__Given task__. Could you write out the records below word for word, from the first line up to and including the line with "cell-name: کوره تونلی"?

Stored entries:
--- Begin ---

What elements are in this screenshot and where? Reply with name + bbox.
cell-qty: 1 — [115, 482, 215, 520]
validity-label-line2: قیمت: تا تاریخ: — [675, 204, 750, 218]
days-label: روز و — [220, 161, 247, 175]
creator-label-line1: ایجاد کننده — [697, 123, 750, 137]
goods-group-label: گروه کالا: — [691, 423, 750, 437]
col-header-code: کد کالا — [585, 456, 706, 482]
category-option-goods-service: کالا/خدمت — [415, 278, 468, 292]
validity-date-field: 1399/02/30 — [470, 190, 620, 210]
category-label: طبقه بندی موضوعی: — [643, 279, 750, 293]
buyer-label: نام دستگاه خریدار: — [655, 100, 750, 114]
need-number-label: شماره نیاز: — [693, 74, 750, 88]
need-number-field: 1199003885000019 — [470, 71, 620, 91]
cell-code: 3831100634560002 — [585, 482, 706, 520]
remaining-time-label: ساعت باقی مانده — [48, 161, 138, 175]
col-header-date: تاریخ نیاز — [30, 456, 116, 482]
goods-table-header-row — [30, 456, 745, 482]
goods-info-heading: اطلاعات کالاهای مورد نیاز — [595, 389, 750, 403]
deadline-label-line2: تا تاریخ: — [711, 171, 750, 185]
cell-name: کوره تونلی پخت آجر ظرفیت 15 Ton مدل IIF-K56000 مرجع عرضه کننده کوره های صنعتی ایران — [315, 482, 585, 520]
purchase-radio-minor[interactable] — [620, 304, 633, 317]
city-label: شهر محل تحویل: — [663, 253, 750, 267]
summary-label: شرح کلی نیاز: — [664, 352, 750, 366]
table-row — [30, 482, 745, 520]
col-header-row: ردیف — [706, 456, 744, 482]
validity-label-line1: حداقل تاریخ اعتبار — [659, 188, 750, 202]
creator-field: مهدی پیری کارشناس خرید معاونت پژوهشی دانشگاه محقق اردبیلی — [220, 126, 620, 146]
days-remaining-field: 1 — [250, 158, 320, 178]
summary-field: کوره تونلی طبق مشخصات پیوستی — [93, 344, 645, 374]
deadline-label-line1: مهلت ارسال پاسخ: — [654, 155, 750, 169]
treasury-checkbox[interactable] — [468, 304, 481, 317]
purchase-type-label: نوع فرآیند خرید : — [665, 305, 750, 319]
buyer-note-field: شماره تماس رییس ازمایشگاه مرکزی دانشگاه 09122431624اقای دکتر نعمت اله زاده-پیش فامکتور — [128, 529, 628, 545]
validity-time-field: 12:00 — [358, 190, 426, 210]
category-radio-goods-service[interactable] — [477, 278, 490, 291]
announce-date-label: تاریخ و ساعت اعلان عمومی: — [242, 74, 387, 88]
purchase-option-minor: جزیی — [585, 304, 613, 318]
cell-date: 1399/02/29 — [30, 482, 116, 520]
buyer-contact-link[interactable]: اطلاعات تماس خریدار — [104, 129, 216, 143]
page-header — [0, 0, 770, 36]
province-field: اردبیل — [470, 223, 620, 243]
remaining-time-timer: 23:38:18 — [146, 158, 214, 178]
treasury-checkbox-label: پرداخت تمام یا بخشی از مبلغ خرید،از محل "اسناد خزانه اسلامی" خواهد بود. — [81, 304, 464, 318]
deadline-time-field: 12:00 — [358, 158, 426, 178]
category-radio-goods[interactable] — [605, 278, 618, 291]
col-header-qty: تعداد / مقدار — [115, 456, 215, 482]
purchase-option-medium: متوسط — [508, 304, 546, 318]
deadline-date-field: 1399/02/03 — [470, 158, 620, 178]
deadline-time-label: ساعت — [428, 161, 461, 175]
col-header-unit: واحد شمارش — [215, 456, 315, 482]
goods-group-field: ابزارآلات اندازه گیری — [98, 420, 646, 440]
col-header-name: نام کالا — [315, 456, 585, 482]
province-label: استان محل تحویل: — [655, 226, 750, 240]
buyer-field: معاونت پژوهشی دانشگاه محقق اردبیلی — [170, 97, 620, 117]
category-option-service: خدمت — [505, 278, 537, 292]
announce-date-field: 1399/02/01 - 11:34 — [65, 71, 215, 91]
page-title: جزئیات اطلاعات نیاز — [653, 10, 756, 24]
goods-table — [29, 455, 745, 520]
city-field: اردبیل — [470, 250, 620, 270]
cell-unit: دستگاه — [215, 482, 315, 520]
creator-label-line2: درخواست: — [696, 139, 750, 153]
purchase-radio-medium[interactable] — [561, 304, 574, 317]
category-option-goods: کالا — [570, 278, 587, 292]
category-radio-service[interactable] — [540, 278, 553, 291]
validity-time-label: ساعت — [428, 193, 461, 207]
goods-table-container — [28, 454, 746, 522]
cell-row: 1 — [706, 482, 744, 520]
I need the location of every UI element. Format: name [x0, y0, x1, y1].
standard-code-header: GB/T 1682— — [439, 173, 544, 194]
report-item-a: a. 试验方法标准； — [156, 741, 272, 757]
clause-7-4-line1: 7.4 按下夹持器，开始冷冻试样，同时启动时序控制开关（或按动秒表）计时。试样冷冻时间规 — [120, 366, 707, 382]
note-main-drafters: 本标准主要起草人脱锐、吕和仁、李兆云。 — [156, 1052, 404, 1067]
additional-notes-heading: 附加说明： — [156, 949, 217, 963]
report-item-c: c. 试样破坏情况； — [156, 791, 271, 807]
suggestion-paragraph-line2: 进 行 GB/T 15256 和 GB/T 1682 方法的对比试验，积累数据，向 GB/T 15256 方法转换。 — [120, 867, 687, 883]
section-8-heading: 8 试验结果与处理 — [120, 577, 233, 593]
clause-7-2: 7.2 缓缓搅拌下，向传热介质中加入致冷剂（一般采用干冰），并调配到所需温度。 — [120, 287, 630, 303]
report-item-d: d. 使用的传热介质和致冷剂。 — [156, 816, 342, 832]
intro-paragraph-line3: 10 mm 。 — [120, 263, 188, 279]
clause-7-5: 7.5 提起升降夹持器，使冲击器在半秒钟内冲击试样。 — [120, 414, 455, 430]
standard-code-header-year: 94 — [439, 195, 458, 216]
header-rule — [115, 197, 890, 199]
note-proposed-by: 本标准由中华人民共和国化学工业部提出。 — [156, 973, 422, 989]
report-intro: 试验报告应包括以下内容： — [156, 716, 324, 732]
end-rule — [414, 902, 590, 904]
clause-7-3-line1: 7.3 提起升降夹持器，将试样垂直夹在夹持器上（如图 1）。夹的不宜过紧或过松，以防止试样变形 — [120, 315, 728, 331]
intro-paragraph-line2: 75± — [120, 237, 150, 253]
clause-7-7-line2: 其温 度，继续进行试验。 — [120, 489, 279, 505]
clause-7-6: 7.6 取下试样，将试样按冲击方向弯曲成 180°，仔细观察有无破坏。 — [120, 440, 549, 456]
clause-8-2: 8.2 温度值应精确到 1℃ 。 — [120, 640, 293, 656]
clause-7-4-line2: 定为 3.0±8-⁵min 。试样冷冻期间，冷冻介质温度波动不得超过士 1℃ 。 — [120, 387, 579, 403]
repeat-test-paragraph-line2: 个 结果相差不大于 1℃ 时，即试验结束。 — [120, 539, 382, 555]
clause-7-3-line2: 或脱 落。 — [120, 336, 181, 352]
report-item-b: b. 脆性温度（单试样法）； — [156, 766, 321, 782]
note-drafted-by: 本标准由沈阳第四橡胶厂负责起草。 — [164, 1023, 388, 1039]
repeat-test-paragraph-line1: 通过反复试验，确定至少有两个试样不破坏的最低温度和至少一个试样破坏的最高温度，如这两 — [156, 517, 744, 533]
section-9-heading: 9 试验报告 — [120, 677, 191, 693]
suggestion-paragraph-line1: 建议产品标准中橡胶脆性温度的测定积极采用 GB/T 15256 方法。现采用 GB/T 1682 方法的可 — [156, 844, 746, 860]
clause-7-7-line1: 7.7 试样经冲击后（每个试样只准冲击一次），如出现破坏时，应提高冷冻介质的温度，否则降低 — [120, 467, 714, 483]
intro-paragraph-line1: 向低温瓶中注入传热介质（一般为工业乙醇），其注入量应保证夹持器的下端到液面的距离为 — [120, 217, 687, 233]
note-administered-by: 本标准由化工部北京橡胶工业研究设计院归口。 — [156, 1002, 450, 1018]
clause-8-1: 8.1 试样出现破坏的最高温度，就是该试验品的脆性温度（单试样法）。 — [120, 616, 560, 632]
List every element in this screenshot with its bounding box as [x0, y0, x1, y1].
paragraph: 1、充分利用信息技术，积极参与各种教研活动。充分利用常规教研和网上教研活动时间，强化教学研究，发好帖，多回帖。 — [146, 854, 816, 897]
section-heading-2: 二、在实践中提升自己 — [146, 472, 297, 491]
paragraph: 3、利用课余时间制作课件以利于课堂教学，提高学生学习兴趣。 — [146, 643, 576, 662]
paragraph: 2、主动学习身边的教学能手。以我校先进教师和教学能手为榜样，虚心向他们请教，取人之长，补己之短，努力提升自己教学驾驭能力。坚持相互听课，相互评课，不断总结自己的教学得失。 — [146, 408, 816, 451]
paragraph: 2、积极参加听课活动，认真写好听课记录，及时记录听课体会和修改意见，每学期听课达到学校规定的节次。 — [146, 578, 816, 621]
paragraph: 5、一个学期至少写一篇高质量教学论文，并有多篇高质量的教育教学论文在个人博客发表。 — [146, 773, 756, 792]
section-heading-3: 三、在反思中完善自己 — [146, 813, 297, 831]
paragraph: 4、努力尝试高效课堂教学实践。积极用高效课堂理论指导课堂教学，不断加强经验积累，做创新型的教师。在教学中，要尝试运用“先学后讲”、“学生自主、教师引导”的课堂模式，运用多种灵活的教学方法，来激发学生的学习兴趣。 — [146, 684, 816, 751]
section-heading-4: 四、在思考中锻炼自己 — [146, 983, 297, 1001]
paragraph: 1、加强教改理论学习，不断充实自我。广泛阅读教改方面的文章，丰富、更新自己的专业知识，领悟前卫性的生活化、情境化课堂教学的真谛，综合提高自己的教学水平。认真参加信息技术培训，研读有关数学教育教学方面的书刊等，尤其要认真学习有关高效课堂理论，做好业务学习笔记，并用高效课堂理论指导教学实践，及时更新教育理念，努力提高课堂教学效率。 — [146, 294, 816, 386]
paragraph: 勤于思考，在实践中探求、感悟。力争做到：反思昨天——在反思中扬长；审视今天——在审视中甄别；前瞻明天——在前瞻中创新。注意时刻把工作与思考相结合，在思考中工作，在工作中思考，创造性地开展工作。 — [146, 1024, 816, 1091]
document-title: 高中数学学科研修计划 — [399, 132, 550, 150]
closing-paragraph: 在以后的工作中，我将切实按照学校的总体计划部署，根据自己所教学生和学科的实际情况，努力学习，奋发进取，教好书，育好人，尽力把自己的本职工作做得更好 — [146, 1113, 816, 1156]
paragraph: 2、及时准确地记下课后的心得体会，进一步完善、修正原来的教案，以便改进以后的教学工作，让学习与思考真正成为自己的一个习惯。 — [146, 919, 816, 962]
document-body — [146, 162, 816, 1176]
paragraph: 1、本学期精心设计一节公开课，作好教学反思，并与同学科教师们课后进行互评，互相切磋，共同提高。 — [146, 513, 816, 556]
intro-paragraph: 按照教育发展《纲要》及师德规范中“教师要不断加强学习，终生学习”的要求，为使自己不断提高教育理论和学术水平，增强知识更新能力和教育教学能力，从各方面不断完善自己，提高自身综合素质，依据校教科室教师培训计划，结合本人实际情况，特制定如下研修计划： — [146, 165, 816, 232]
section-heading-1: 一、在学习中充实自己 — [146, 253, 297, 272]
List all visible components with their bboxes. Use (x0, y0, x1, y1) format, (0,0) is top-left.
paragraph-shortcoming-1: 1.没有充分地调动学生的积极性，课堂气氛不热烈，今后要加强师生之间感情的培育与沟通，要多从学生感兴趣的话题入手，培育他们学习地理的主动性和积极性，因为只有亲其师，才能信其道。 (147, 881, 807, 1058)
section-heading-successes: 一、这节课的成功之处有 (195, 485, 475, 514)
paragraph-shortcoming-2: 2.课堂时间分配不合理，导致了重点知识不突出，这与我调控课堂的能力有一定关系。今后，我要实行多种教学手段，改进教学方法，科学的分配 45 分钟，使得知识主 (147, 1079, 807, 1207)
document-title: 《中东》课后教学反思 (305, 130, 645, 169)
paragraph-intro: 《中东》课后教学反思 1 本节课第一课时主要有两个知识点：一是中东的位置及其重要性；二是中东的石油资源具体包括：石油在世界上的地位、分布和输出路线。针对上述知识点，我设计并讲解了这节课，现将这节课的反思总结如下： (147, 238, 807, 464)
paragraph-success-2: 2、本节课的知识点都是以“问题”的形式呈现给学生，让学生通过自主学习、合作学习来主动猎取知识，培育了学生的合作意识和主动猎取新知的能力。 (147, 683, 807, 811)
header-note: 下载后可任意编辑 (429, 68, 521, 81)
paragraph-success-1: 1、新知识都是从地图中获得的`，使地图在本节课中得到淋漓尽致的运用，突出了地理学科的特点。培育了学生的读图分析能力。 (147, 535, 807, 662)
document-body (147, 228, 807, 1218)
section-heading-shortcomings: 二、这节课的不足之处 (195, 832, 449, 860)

--- End ---

__Completed task__.
What elements are in this screenshot and where? Reply with name + bbox.
cell-qty: 1 — [115, 482, 215, 520]
validity-label-line2: قیمت: تا تاریخ: — [675, 204, 750, 218]
days-label: روز و — [220, 161, 247, 175]
creator-label-line1: ایجاد کننده — [697, 123, 750, 137]
goods-group-label: گروه کالا: — [691, 423, 750, 437]
col-header-code: کد کالا — [585, 456, 706, 482]
category-option-goods-service: کالا/خدمت — [415, 278, 468, 292]
validity-date-field: 1399/02/30 — [470, 190, 620, 210]
category-label: طبقه بندی موضوعی: — [643, 279, 750, 293]
buyer-label: نام دستگاه خریدار: — [655, 100, 750, 114]
need-number-label: شماره نیاز: — [693, 74, 750, 88]
need-number-field: 1199003885000019 — [470, 71, 620, 91]
cell-code: 3831100634560002 — [585, 482, 706, 520]
remaining-time-label: ساعت باقی مانده — [48, 161, 138, 175]
col-header-date: تاریخ نیاز — [30, 456, 116, 482]
goods-table-header-row — [30, 456, 745, 482]
goods-info-heading: اطلاعات کالاهای مورد نیاز — [595, 389, 750, 403]
deadline-label-line2: تا تاریخ: — [711, 171, 750, 185]
cell-name: کوره تونلی پخت آجر ظرفیت 15 Ton مدل IIF-K56000 مرجع عرضه کننده کوره های صنعتی ایران — [315, 482, 585, 520]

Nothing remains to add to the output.